[Data records]

-- -- --

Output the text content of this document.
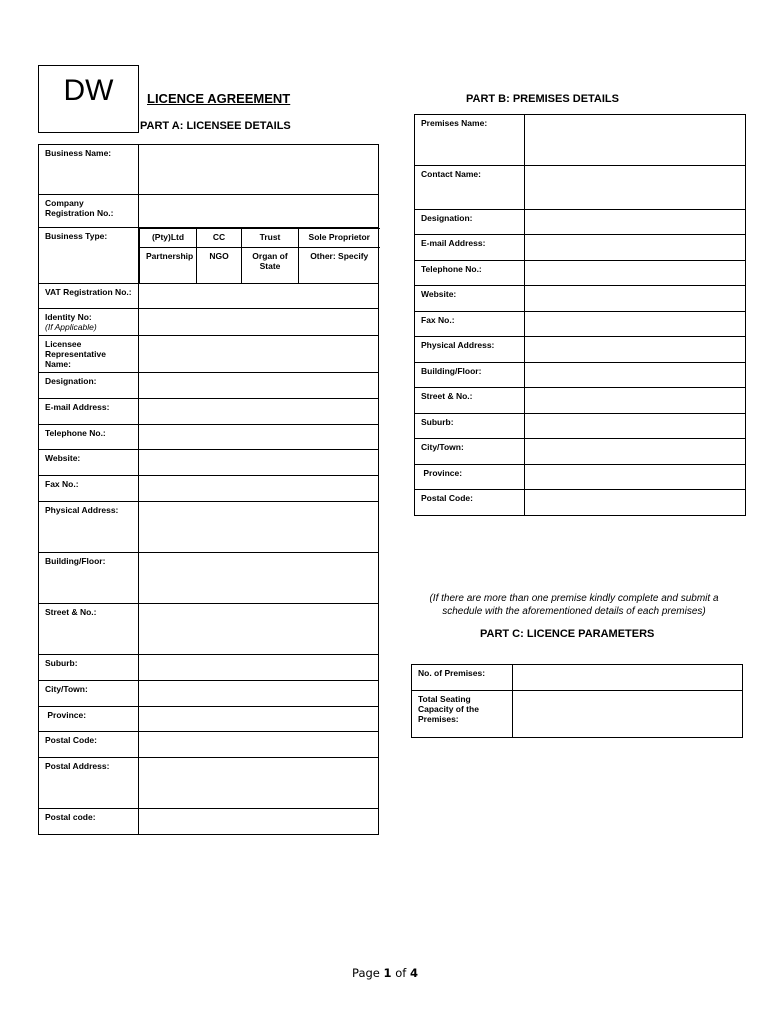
DW	LICENCE AGREEMENT
PART A: LICENSEE DETAILS
PART B: PREMISES DETAILS
Business Name:	
Company Registration No.:	
Business Type:		(Pty)Ltd	CC	Trust	Sole Proprietor
Partnership	NGO	Organ of State	Other: Specify

VAT Registration No.:	
Identity No:
(If Applicable)

Licensee Representative Name:	
Designation:	
E-mail Address:	
Telephone No.:	
Website:	
Fax No.:	
Physical Address:	
Building/Floor:	
Street & No.:	
Suburb:	
City/Town:	
Province:	
Postal Code:	
Postal Address:	
Postal code:	
Premises Name:	
Contact Name:	
Designation:	
E-mail Address:	
Telephone No.:	
Website:	
Fax No.:	
Physical Address:	
Building/Floor:	
Street & No.:	
Suburb:	
City/Town:	
Province:	
Postal Code:	
(If there are more than one premise kindly complete and submit a schedule with the aforementioned details of each premises)
PART C: LICENCE PARAMETERS
No. of Premises:	
Total Seating Capacity of the Premises:	
Page 1 of 4
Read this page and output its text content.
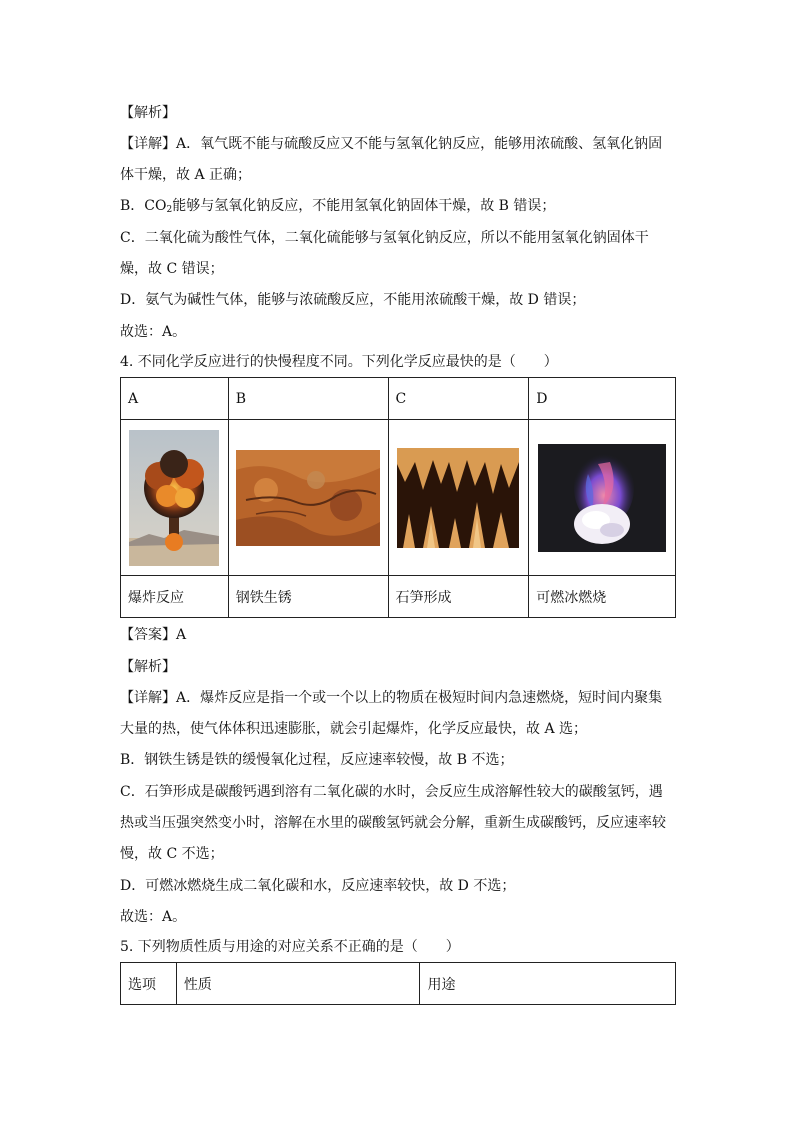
【解析】
【详解】A．氧气既不能与硫酸反应又不能与氢氧化钠反应，能够用浓硫酸、氢氧化钠固
体干燥，故 A 正确；
B．$CO_2$能够与氢氧化钠反应，不能用氢氧化钠固体干燥，故 B 错误；
C．二氧化硫为酸性气体，二氧化硫能够与氢氧化钠反应，所以不能用氢氧化钠固体干
燥，故 C 错误；
D．氨气为碱性气体，能够与浓硫酸反应，不能用浓硫酸干燥，故 D 错误；
故选：A。
4. 不同化学反应进行的快慢程度不同。下列化学反应最快的是（　　）
A	B	C	D

爆炸反应	钢铁生锈	石笋形成	可燃冰燃烧
【答案】A
【解析】
【详解】A．爆炸反应是指一个或一个以上的物质在极短时间内急速燃烧，短时间内聚集
大量的热，使气体体积迅速膨胀，就会引起爆炸，化学反应最快，故 A 选；
B．钢铁生锈是铁的缓慢氧化过程，反应速率较慢，故 B 不选；
C．石笋形成是碳酸钙遇到溶有二氧化碳的水时，会反应生成溶解性较大的碳酸氢钙，遇
热或当压强突然变小时，溶解在水里的碳酸氢钙就会分解，重新生成碳酸钙，反应速率较
慢，故 C 不选；
D．可燃冰燃烧生成二氧化碳和水，反应速率较快，故 D 不选；
故选：A。
5. 下列物质性质与用途的对应关系不正确的是（　　）
选项	性质	用途
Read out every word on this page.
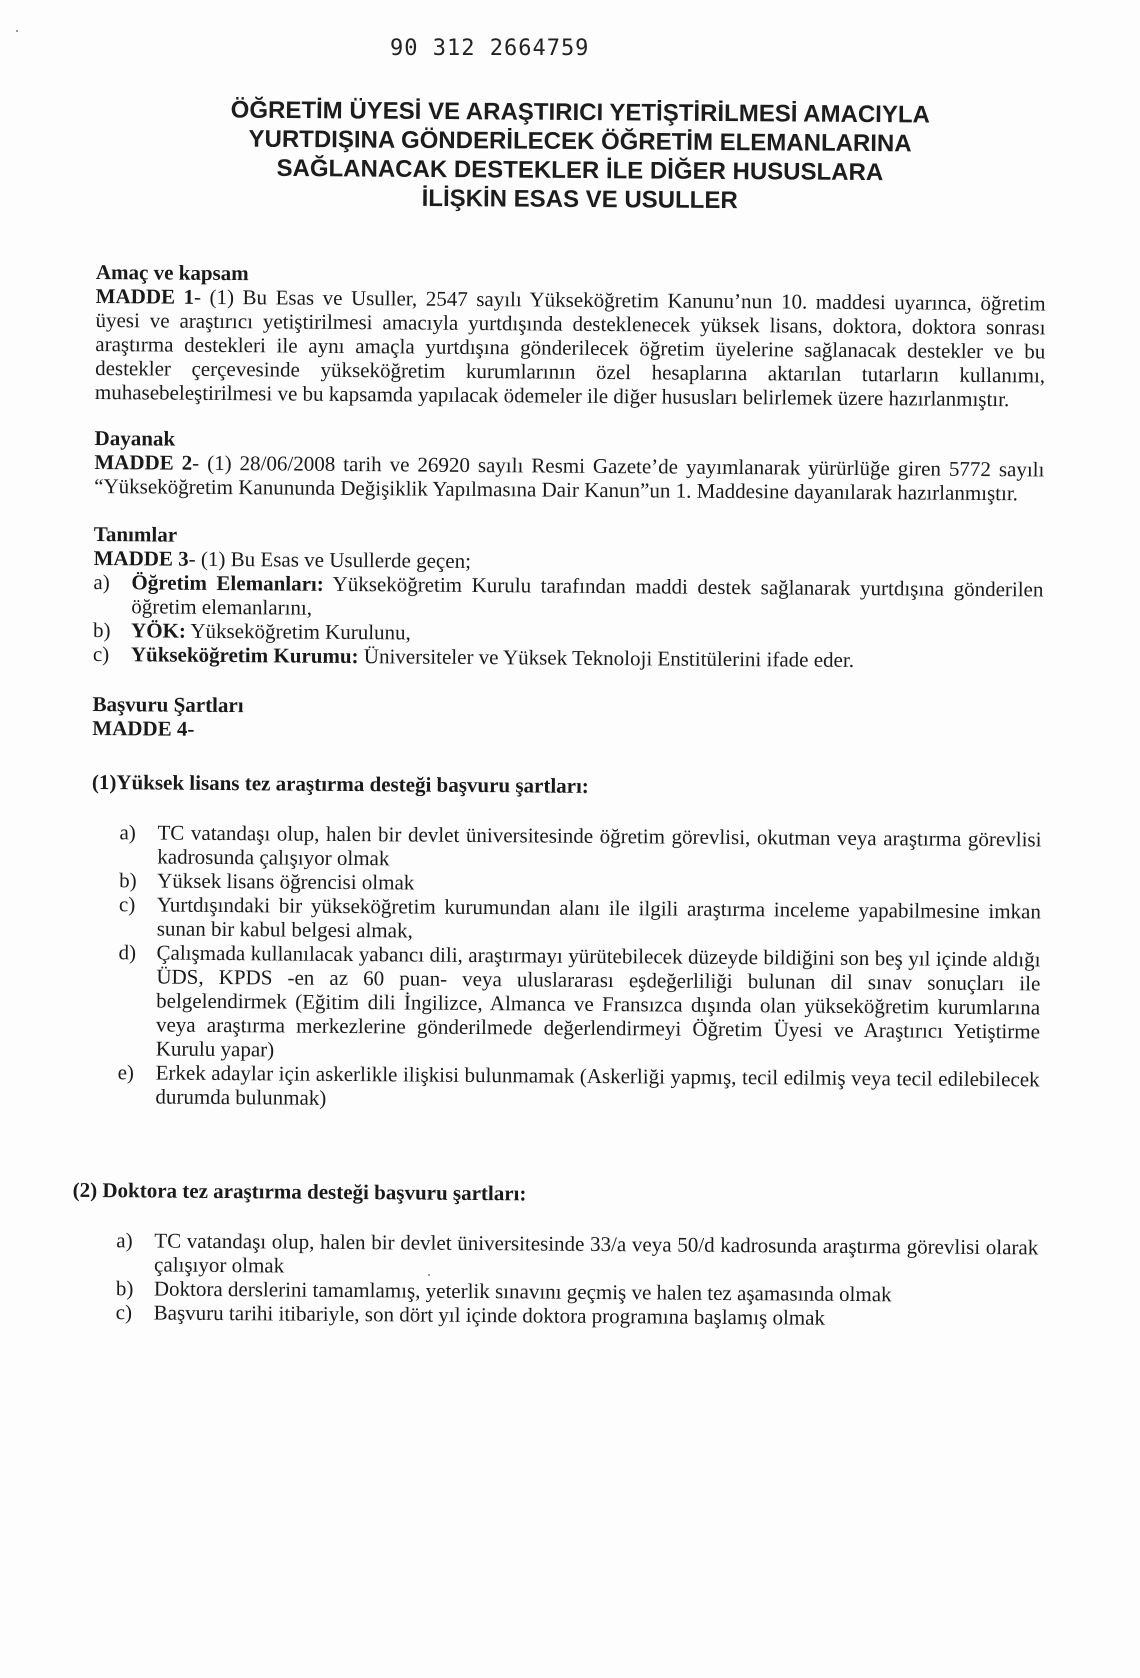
90 312 2664759
ÖĞRETİM ÜYESİ VE ARAŞTIRICI YETİŞTİRİLMESİ AMACIYLA
YURTDIŞINA GÖNDERİLECEK ÖĞRETİM ELEMANLARINA
SAĞLANACAK DESTEKLER İLE DİĞER HUSUSLARA
İLİŞKİN ESAS VE USULLER

Amaç ve kapsam

MADDE 1- (1) Bu Esas ve Usuller, 2547 sayılı Yükseköğretim Kanunu’nun 10. maddesi uyarınca, öğretim üyesi ve araştırıcı yetiştirilmesi amacıyla yurtdışında desteklenecek yüksek lisans, doktora, doktora sonrası araştırma destekleri ile aynı amaçla yurtdışına gönderilecek öğretim üyelerine sağlanacak destekler ve bu destekler çerçevesinde yükseköğretim kurumlarının özel hesaplarına aktarılan tutarların kullanımı, muhasebeleştirilmesi ve bu kapsamda yapılacak ödemeler ile diğer hususları belirlemek üzere hazırlanmıştır.

Dayanak

MADDE 2- (1) 28/06/2008 tarih ve 26920 sayılı Resmi Gazete’de yayımlanarak yürürlüğe giren 5772 sayılı “Yükseköğretim Kanununda Değişiklik Yapılmasına Dair Kanun”un 1. Maddesine dayanılarak hazırlanmıştır.

Tanımlar

MADDE 3- (1) Bu Esas ve Usullerde geçen;

a) Öğretim Elemanları: Yükseköğretim Kurulu tarafından maddi destek sağlanarak yurtdışına gönderilen öğretim elemanlarını,
b) YÖK: Yükseköğretim Kurulunu,
c) Yükseköğretim Kurumu: Üniversiteler ve Yüksek Teknoloji Enstitülerini ifade eder.

Başvuru Şartları

MADDE 4-

(1)Yüksek lisans tez araştırma desteği başvuru şartları:

a) TC vatandaşı olup, halen bir devlet üniversitesinde öğretim görevlisi, okutman veya araştırma görevlisi kadrosunda çalışıyor olmak
b) Yüksek lisans öğrencisi olmak
c) Yurtdışındaki bir yükseköğretim kurumundan alanı ile ilgili araştırma inceleme yapabilmesine imkan sunan bir kabul belgesi almak,
d) Çalışmada kullanılacak yabancı dili, araştırmayı yürütebilecek düzeyde bildiğini son beş yıl içinde aldığı ÜDS, KPDS -en az 60 puan- veya uluslararası eşdeğerliliği bulunan dil sınav sonuçları ile belgelendirmek (Eğitim dili İngilizce, Almanca ve Fransızca dışında olan yükseköğretim kurumlarına veya araştırma merkezlerine gönderilmede değerlendirmeyi Öğretim Üyesi ve Araştırıcı Yetiştirme Kurulu yapar)
e) Erkek adaylar için askerlikle ilişkisi bulunmamak (Askerliği yapmış, tecil edilmiş veya tecil edilebilecek durumda bulunmak)

(2) Doktora tez araştırma desteği başvuru şartları:

a) TC vatandaşı olup, halen bir devlet üniversitesinde 33/a veya 50/d kadrosunda araştırma görevlisi olarak çalışıyor olmak
b) Doktora derslerini tamamlamış, yeterlik sınavını geçmiş ve halen tez aşamasında olmak
c) Başvuru tarihi itibariyle, son dört yıl içinde doktora programına başlamış olmak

-- -- --

▶ _STATED PROBLEM_:
Copy the material shown above in full and exactly. Skip the pictures.

▶ _THE RESPONSE_:
Output the text content of this document.
DW	LICENCE AGREEMENT
PART A: LICENSEE DETAILS
PART B: PREMISES DETAILS
Business Name:	
Company Registration No.:	
Business Type:		(Pty)Ltd	CC	Trust	Sole Proprietor
Partnership	NGO	Organ of State	Other: Specify

VAT Registration No.:	
Identity No:
(If Applicable)

Licensee Representative Name:	
Designation:	
E-mail Address:	
Telephone No.:	
Website:	
Fax No.:	
Physical Address:	
Building/Floor:	
Street & No.:	
Suburb:	
City/Town:	
Province:	
Postal Code:	
Postal Address:	
Postal code:	
Premises Name:	
Contact Name:	
Designation:	
E-mail Address:	
Telephone No.:	
Website:	
Fax No.:	
Physical Address:	
Building/Floor:	
Street & No.:	
Suburb:	
City/Town:	
Province:	
Postal Code:	
(If there are more than one premise kindly complete and submit a schedule with the aforementioned details of each premises)
PART C: LICENCE PARAMETERS
No. of Premises:	
Total Seating Capacity of the Premises:	
Page 1 of 4
Read this page and output its text content.
【解析】
【详解】A．氧气既不能与硫酸反应又不能与氢氧化钠反应，能够用浓硫酸、氢氧化钠固
体干燥，故 A 正确；
B．$CO_2$能够与氢氧化钠反应，不能用氢氧化钠固体干燥，故 B 错误；
C．二氧化硫为酸性气体，二氧化硫能够与氢氧化钠反应，所以不能用氢氧化钠固体干
燥，故 C 错误；
D．氨气为碱性气体，能够与浓硫酸反应，不能用浓硫酸干燥，故 D 错误；
故选：A。
4. 不同化学反应进行的快慢程度不同。下列化学反应最快的是（　　）
A	B	C	D

爆炸反应	钢铁生锈	石笋形成	可燃冰燃烧
【答案】A
【解析】
【详解】A．爆炸反应是指一个或一个以上的物质在极短时间内急速燃烧，短时间内聚集
大量的热，使气体体积迅速膨胀，就会引起爆炸，化学反应最快，故 A 选；
B．钢铁生锈是铁的缓慢氧化过程，反应速率较慢，故 B 不选；
C．石笋形成是碳酸钙遇到溶有二氧化碳的水时，会反应生成溶解性较大的碳酸氢钙，遇
热或当压强突然变小时，溶解在水里的碳酸氢钙就会分解，重新生成碳酸钙，反应速率较
慢，故 C 不选；
D．可燃冰燃烧生成二氧化碳和水，反应速率较快，故 D 不选；
故选：A。
5. 下列物质性质与用途的对应关系不正确的是（　　）
选项	性质	用途
Read out every word on this page.
90 312 2664759
ÖĞRETİM ÜYESİ VE ARAŞTIRICI YETİŞTİRİLMESİ AMACIYLA
YURTDIŞINA GÖNDERİLECEK ÖĞRETİM ELEMANLARINA
SAĞLANACAK DESTEKLER İLE DİĞER HUSUSLARA
İLİŞKİN ESAS VE USULLER

Amaç ve kapsam

MADDE 1- (1) Bu Esas ve Usuller, 2547 sayılı Yükseköğretim Kanunu’nun 10. maddesi uyarınca, öğretim üyesi ve araştırıcı yetiştirilmesi amacıyla yurtdışında desteklenecek yüksek lisans, doktora, doktora sonrası araştırma destekleri ile aynı amaçla yurtdışına gönderilecek öğretim üyelerine sağlanacak destekler ve bu destekler çerçevesinde yükseköğretim kurumlarının özel hesaplarına aktarılan tutarların kullanımı, muhasebeleştirilmesi ve bu kapsamda yapılacak ödemeler ile diğer hususları belirlemek üzere hazırlanmıştır.

Dayanak

MADDE 2- (1) 28/06/2008 tarih ve 26920 sayılı Resmi Gazete’de yayımlanarak yürürlüğe giren 5772 sayılı “Yükseköğretim Kanununda Değişiklik Yapılmasına Dair Kanun”un 1. Maddesine dayanılarak hazırlanmıştır.

Tanımlar

MADDE 3- (1) Bu Esas ve Usullerde geçen;

a) Öğretim Elemanları: Yükseköğretim Kurulu tarafından maddi destek sağlanarak yurtdışına gönderilen öğretim elemanlarını,
b) YÖK: Yükseköğretim Kurulunu,
c) Yükseköğretim Kurumu: Üniversiteler ve Yüksek Teknoloji Enstitülerini ifade eder.

Başvuru Şartları

MADDE 4-

(1)Yüksek lisans tez araştırma desteği başvuru şartları:

a) TC vatandaşı olup, halen bir devlet üniversitesinde öğretim görevlisi, okutman veya araştırma görevlisi kadrosunda çalışıyor olmak
b) Yüksek lisans öğrencisi olmak
c) Yurtdışındaki bir yükseköğretim kurumundan alanı ile ilgili araştırma inceleme yapabilmesine imkan sunan bir kabul belgesi almak,
d) Çalışmada kullanılacak yabancı dili, araştırmayı yürütebilecek düzeyde bildiğini son beş yıl içinde aldığı ÜDS, KPDS -en az 60 puan- veya uluslararası eşdeğerliliği bulunan dil sınav sonuçları ile belgelendirmek (Eğitim dili İngilizce, Almanca ve Fransızca dışında olan yükseköğretim kurumlarına veya araştırma merkezlerine gönderilmede değerlendirmeyi Öğretim Üyesi ve Araştırıcı Yetiştirme Kurulu yapar)
e) Erkek adaylar için askerlikle ilişkisi bulunmamak (Askerliği yapmış, tecil edilmiş veya tecil edilebilecek durumda bulunmak)

(2) Doktora tez araştırma desteği başvuru şartları:

a) TC vatandaşı olup, halen bir devlet üniversitesinde 33/a veya 50/d kadrosunda araştırma görevlisi olarak çalışıyor olmak
b) Doktora derslerini tamamlamış, yeterlik sınavını geçmiş ve halen tez aşamasında olmak
c) Başvuru tarihi itibariyle, son dört yıl içinde doktora programına başlamış olmak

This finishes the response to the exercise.